Stored items from a collection
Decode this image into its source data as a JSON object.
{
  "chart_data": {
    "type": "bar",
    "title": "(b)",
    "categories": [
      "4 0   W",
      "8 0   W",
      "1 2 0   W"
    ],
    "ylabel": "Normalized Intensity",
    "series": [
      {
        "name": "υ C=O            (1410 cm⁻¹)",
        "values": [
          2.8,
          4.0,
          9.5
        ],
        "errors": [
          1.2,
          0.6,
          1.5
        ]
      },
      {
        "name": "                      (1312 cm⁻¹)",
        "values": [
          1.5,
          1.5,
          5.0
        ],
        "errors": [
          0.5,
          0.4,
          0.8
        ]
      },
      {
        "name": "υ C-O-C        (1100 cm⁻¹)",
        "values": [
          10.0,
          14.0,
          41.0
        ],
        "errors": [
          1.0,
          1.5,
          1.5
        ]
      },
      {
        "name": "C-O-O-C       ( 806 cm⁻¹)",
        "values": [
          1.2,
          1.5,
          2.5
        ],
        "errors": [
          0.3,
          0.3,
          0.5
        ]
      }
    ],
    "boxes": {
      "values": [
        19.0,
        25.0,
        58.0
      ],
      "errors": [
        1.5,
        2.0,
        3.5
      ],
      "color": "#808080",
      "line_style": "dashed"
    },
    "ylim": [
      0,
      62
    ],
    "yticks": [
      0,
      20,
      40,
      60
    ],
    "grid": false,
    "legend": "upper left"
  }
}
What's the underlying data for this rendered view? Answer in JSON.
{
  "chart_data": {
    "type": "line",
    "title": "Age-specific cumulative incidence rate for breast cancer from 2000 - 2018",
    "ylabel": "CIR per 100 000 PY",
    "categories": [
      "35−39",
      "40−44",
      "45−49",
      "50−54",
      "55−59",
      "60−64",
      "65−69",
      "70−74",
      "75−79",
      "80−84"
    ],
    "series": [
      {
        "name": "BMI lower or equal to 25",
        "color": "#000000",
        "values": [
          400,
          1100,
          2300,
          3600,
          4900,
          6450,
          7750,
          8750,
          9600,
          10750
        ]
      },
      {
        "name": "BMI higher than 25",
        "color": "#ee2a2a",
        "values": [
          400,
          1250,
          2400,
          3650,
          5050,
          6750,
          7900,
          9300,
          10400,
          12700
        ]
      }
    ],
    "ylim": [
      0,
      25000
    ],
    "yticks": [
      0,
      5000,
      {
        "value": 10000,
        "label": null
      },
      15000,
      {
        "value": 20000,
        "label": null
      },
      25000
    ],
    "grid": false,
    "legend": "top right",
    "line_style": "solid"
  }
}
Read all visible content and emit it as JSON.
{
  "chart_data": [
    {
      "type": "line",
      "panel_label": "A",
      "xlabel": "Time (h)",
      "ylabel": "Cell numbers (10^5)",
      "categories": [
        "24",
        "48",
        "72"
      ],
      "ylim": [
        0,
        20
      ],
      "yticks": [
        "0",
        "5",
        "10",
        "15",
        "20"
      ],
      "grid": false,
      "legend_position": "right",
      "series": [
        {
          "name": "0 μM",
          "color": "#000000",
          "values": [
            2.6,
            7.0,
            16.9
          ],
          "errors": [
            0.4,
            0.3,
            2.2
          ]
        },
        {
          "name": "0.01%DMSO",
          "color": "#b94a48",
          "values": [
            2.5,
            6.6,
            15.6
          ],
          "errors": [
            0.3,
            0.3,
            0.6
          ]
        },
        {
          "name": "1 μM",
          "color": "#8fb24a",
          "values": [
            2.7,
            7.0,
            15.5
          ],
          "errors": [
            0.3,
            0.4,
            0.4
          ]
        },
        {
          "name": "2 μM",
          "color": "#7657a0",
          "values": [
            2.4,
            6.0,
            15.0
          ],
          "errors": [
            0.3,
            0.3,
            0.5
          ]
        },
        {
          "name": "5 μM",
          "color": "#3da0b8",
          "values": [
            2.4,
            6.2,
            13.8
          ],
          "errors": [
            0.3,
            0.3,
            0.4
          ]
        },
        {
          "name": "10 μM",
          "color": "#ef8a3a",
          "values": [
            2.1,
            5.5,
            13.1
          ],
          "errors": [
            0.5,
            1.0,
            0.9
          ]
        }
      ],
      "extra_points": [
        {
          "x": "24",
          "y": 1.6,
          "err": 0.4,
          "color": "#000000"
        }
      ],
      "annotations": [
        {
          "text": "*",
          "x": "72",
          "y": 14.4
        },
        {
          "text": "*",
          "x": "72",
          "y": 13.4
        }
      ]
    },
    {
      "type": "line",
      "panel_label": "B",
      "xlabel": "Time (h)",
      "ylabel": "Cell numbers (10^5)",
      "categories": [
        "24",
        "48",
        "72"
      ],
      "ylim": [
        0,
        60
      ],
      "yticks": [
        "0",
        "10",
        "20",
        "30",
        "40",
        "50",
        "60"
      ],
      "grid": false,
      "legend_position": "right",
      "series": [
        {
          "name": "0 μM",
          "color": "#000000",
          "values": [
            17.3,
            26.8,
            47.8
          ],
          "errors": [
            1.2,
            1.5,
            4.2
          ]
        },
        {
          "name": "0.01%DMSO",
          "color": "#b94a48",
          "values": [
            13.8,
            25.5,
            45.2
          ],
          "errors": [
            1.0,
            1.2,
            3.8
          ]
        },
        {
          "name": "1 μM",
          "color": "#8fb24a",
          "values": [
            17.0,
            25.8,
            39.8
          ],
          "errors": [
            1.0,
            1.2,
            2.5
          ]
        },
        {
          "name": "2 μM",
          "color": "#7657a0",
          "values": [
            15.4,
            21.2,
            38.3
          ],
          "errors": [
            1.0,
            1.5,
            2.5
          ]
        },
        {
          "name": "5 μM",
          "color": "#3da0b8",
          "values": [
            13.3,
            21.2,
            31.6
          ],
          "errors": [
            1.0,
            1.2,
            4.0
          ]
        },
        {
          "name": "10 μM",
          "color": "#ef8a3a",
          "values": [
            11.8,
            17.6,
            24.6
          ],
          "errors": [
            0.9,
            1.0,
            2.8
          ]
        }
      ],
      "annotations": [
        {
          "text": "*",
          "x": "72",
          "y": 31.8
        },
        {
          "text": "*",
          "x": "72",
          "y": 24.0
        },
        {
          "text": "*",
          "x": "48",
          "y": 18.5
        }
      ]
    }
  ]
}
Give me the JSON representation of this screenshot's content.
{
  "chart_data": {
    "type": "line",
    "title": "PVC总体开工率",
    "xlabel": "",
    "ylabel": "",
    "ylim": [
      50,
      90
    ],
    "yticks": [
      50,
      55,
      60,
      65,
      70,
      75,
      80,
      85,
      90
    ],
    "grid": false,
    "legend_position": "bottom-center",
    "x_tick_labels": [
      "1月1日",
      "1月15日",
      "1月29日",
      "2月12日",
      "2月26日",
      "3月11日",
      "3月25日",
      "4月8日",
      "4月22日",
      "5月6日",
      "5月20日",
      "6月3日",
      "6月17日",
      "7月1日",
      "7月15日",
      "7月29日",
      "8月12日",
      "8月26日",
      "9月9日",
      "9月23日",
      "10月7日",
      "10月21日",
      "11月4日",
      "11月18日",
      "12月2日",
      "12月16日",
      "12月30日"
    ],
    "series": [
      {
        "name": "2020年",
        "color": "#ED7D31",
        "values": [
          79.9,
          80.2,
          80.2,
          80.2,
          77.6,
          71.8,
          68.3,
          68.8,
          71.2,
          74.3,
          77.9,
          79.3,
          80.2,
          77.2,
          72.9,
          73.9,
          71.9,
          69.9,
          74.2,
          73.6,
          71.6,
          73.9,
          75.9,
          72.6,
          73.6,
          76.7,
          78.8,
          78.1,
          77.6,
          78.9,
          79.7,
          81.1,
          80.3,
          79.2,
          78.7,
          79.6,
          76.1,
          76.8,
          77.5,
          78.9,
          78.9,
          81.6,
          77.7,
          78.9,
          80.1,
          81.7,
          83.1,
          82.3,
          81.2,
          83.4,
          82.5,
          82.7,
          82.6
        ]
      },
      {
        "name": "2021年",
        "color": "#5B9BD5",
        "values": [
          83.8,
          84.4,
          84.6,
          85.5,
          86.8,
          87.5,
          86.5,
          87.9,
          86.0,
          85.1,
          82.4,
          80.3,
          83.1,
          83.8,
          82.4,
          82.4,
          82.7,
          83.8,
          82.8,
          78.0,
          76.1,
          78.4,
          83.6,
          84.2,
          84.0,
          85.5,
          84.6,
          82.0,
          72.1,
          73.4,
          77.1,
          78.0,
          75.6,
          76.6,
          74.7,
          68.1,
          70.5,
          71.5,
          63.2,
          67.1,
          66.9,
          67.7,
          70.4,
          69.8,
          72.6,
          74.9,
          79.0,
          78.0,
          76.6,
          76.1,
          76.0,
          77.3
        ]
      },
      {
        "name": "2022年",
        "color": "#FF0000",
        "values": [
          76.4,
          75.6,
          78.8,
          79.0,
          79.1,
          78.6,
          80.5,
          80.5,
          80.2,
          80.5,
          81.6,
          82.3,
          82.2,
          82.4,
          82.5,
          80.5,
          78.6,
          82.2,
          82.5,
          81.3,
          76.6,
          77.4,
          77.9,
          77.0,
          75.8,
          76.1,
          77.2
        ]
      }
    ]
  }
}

### Task instructions
Gather, from the listing above, every line carrying the word "content".

### Answer to the exercise
Read all visible content and emit it as JSON.
Give me the JSON representation of this screenshot's content.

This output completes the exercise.